[Entries taken from a collection]
• • • •

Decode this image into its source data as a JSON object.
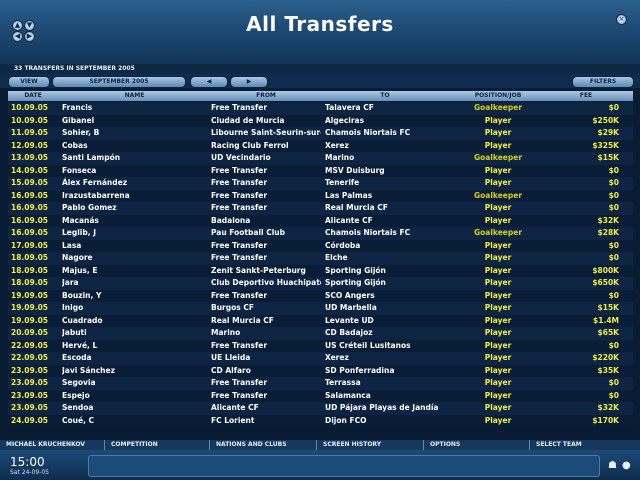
{
  "header": {
    "title": "All Transfers"
  },
  "subinfo": "33 TRANSFERS IN SEPTEMBER 2005",
  "toolbar": {
    "view_label": "VIEW",
    "month_label": "SEPTEMBER 2005",
    "filters_label": "FILTERS"
  },
  "columns": {
    "date": "DATE",
    "name": "NAME",
    "from": "FROM",
    "to": "TO",
    "position": "POSITION/JOB",
    "fee": "FEE"
  },
  "rows": [
    {
      "date": "10.09.05",
      "name": "Francis",
      "from": "Free Transfer",
      "to": "Talavera CF",
      "position": "Goalkeeper",
      "fee": "$0"
    },
    {
      "date": "10.09.05",
      "name": "Gibanel",
      "from": "Ciudad de Murcia",
      "to": "Algeciras",
      "position": "Player",
      "fee": "$250K"
    },
    {
      "date": "11.09.05",
      "name": "Sohier, B",
      "from": "Libourne Saint-Seurin-sur-.",
      "to": "Chamois Niortais FC",
      "position": "Player",
      "fee": "$29K"
    },
    {
      "date": "12.09.05",
      "name": "Cobas",
      "from": "Racing Club Ferrol",
      "to": "Xerez",
      "position": "Player",
      "fee": "$325K"
    },
    {
      "date": "13.09.05",
      "name": "Santi Lampón",
      "from": "UD Vecindario",
      "to": "Marino",
      "position": "Goalkeeper",
      "fee": "$15K"
    },
    {
      "date": "14.09.05",
      "name": "Fonseca",
      "from": "Free Transfer",
      "to": "MSV Duisburg",
      "position": "Player",
      "fee": "$0"
    },
    {
      "date": "15.09.05",
      "name": "Álex Fernández",
      "from": "Free Transfer",
      "to": "Tenerife",
      "position": "Player",
      "fee": "$0"
    },
    {
      "date": "16.09.05",
      "name": "Irazustabarrena",
      "from": "Free Transfer",
      "to": "Las Palmas",
      "position": "Goalkeeper",
      "fee": "$0"
    },
    {
      "date": "16.09.05",
      "name": "Pablo Gomez",
      "from": "Free Transfer",
      "to": "Real Murcia CF",
      "position": "Player",
      "fee": "$0"
    },
    {
      "date": "16.09.05",
      "name": "Macanás",
      "from": "Badalona",
      "to": "Alicante CF",
      "position": "Player",
      "fee": "$32K"
    },
    {
      "date": "16.09.05",
      "name": "Leglib, J",
      "from": "Pau Football Club",
      "to": "Chamois Niortais FC",
      "position": "Goalkeeper",
      "fee": "$28K"
    },
    {
      "date": "17.09.05",
      "name": "Lasa",
      "from": "Free Transfer",
      "to": "Córdoba",
      "position": "Player",
      "fee": "$0"
    },
    {
      "date": "18.09.05",
      "name": "Nagore",
      "from": "Free Transfer",
      "to": "Elche",
      "position": "Player",
      "fee": "$0"
    },
    {
      "date": "18.09.05",
      "name": "Majus, E",
      "from": "Zenit Sankt-Peterburg",
      "to": "Sporting Gijón",
      "position": "Player",
      "fee": "$800K"
    },
    {
      "date": "18.09.05",
      "name": "Jara",
      "from": "Club Deportivo Huachipato",
      "to": "Sporting Gijón",
      "position": "Player",
      "fee": "$650K"
    },
    {
      "date": "19.09.05",
      "name": "Bouzin, Y",
      "from": "Free Transfer",
      "to": "SCO Angers",
      "position": "Player",
      "fee": "$0"
    },
    {
      "date": "19.09.05",
      "name": "Inigo",
      "from": "Burgos CF",
      "to": "UD Marbella",
      "position": "Player",
      "fee": "$15K"
    },
    {
      "date": "19.09.05",
      "name": "Cuadrado",
      "from": "Real Murcia CF",
      "to": "Levante UD",
      "position": "Player",
      "fee": "$1.4M"
    },
    {
      "date": "20.09.05",
      "name": "Jabuti",
      "from": "Marino",
      "to": "CD Badajoz",
      "position": "Player",
      "fee": "$65K"
    },
    {
      "date": "22.09.05",
      "name": "Hervé, L",
      "from": "Free Transfer",
      "to": "US Créteil Lusitanos",
      "position": "Player",
      "fee": "$0"
    },
    {
      "date": "22.09.05",
      "name": "Escoda",
      "from": "UE Lleida",
      "to": "Xerez",
      "position": "Player",
      "fee": "$220K"
    },
    {
      "date": "23.09.05",
      "name": "Javi Sánchez",
      "from": "CD Alfaro",
      "to": "SD Ponferradina",
      "position": "Player",
      "fee": "$35K"
    },
    {
      "date": "23.09.05",
      "name": "Segovia",
      "from": "Free Transfer",
      "to": "Terrassa",
      "position": "Player",
      "fee": "$0"
    },
    {
      "date": "23.09.05",
      "name": "Espejo",
      "from": "Free Transfer",
      "to": "Salamanca",
      "position": "Player",
      "fee": "$0"
    },
    {
      "date": "23.09.05",
      "name": "Sendoa",
      "from": "Alicante CF",
      "to": "UD Pájara Playas de Jandía",
      "position": "Player",
      "fee": "$32K"
    },
    {
      "date": "24.09.05",
      "name": "Coué, C",
      "from": "FC Lorient",
      "to": "Dijon FCO",
      "position": "Player",
      "fee": "$170K"
    }
  ],
  "footer_tabs": {
    "manager": "MICHAEL KRUCHENKOV",
    "competition": "COMPETITION",
    "nations": "NATIONS AND CLUBS",
    "history": "SCREEN HISTORY",
    "options": "OPTIONS",
    "select_team": "SELECT TEAM"
  },
  "footer": {
    "time": "15:00",
    "date": "Sat 24-09-05"
  },
  "icons": {
    "header_left_top": "up-arrow-icon",
    "header_left_bottom": "nav-icon",
    "header_right": "close-icon",
    "prev": "prev-arrow-icon",
    "next": "next-arrow-icon",
    "footer_right": "ball-icon"
  },
  "colors": {
    "accent_yellow": "#f2ee48",
    "header_blue": "#1b4670",
    "row_dark": "#0a1d36"
  }
}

• • • •

--- Task to carry out ---
Restate every record exactly, please; do not copy the pictures.

--- The result ---
Decode this image into its source data as a JSON object.
{
  "header": {
    "title": "All Transfers"
  },
  "subinfo": "33 TRANSFERS IN SEPTEMBER 2005",
  "toolbar": {
    "view_label": "VIEW",
    "month_label": "SEPTEMBER 2005",
    "filters_label": "FILTERS"
  },
  "columns": {
    "date": "DATE",
    "name": "NAME",
    "from": "FROM",
    "to": "TO",
    "position": "POSITION/JOB",
    "fee": "FEE"
  },
  "rows": [
    {
      "date": "10.09.05",
      "name": "Francis",
      "from": "Free Transfer",
      "to": "Talavera CF",
      "position": "Goalkeeper",
      "fee": "$0"
    },
    {
      "date": "10.09.05",
      "name": "Gibanel",
      "from": "Ciudad de Murcia",
      "to": "Algeciras",
      "position": "Player",
      "fee": "$250K"
    },
    {
      "date": "11.09.05",
      "name": "Sohier, B",
      "from": "Libourne Saint-Seurin-sur-.",
      "to": "Chamois Niortais FC",
      "position": "Player",
      "fee": "$29K"
    },
    {
      "date": "12.09.05",
      "name": "Cobas",
      "from": "Racing Club Ferrol",
      "to": "Xerez",
      "position": "Player",
      "fee": "$325K"
    },
    {
      "date": "13.09.05",
      "name": "Santi Lampón",
      "from": "UD Vecindario",
      "to": "Marino",
      "position": "Goalkeeper",
      "fee": "$15K"
    },
    {
      "date": "14.09.05",
      "name": "Fonseca",
      "from": "Free Transfer",
      "to": "MSV Duisburg",
      "position": "Player",
      "fee": "$0"
    },
    {
      "date": "15.09.05",
      "name": "Álex Fernández",
      "from": "Free Transfer",
      "to": "Tenerife",
      "position": "Player",
      "fee": "$0"
    },
    {
      "date": "16.09.05",
      "name": "Irazustabarrena",
      "from": "Free Transfer",
      "to": "Las Palmas",
      "position": "Goalkeeper",
      "fee": "$0"
    },
    {
      "date": "16.09.05",
      "name": "Pablo Gomez",
      "from": "Free Transfer",
      "to": "Real Murcia CF",
      "position": "Player",
      "fee": "$0"
    },
    {
      "date": "16.09.05",
      "name": "Macanás",
      "from": "Badalona",
      "to": "Alicante CF",
      "position": "Player",
      "fee": "$32K"
    },
    {
      "date": "16.09.05",
      "name": "Leglib, J",
      "from": "Pau Football Club",
      "to": "Chamois Niortais FC",
      "position": "Goalkeeper",
      "fee": "$28K"
    },
    {
      "date": "17.09.05",
      "name": "Lasa",
      "from": "Free Transfer",
      "to": "Córdoba",
      "position": "Player",
      "fee": "$0"
    },
    {
      "date": "18.09.05",
      "name": "Nagore",
      "from": "Free Transfer",
      "to": "Elche",
      "position": "Player",
      "fee": "$0"
    },
    {
      "date": "18.09.05",
      "name": "Majus, E",
      "from": "Zenit Sankt-Peterburg",
      "to": "Sporting Gijón",
      "position": "Player",
      "fee": "$800K"
    },
    {
      "date": "18.09.05",
      "name": "Jara",
      "from": "Club Deportivo Huachipato",
      "to": "Sporting Gijón",
      "position": "Player",
      "fee": "$650K"
    },
    {
      "date": "19.09.05",
      "name": "Bouzin, Y",
      "from": "Free Transfer",
      "to": "SCO Angers",
      "position": "Player",
      "fee": "$0"
    },
    {
      "date": "19.09.05",
      "name": "Inigo",
      "from": "Burgos CF",
      "to": "UD Marbella",
      "position": "Player",
      "fee": "$15K"
    },
    {
      "date": "19.09.05",
      "name": "Cuadrado",
      "from": "Real Murcia CF",
      "to": "Levante UD",
      "position": "Player",
      "fee": "$1.4M"
    },
    {
      "date": "20.09.05",
      "name": "Jabuti",
      "from": "Marino",
      "to": "CD Badajoz",
      "position": "Player",
      "fee": "$65K"
    },
    {
      "date": "22.09.05",
      "name": "Hervé, L",
      "from": "Free Transfer",
      "to": "US Créteil Lusitanos",
      "position": "Player",
      "fee": "$0"
    },
    {
      "date": "22.09.05",
      "name": "Escoda",
      "from": "UE Lleida",
      "to": "Xerez",
      "position": "Player",
      "fee": "$220K"
    },
    {
      "date": "23.09.05",
      "name": "Javi Sánchez",
      "from": "CD Alfaro",
      "to": "SD Ponferradina",
      "position": "Player",
      "fee": "$35K"
    },
    {
      "date": "23.09.05",
      "name": "Segovia",
      "from": "Free Transfer",
      "to": "Terrassa",
      "position": "Player",
      "fee": "$0"
    },
    {
      "date": "23.09.05",
      "name": "Espejo",
      "from": "Free Transfer",
      "to": "Salamanca",
      "position": "Player",
      "fee": "$0"
    },
    {
      "date": "23.09.05",
      "name": "Sendoa",
      "from": "Alicante CF",
      "to": "UD Pájara Playas de Jandía",
      "position": "Player",
      "fee": "$32K"
    },
    {
      "date": "24.09.05",
      "name": "Coué, C",
      "from": "FC Lorient",
      "to": "Dijon FCO",
      "position": "Player",
      "fee": "$170K"
    }
  ],
  "footer_tabs": {
    "manager": "MICHAEL KRUCHENKOV",
    "competition": "COMPETITION",
    "nations": "NATIONS AND CLUBS",
    "history": "SCREEN HISTORY",
    "options": "OPTIONS",
    "select_team": "SELECT TEAM"
  },
  "footer": {
    "time": "15:00",
    "date": "Sat 24-09-05"
  },
  "icons": {
    "header_left_top": "up-arrow-icon",
    "header_left_bottom": "nav-icon",
    "header_right": "close-icon",
    "prev": "prev-arrow-icon",
    "next": "next-arrow-icon",
    "footer_right": "ball-icon"
  },
  "colors": {
    "accent_yellow": "#f2ee48",
    "header_blue": "#1b4670",
    "row_dark": "#0a1d36"
  }
}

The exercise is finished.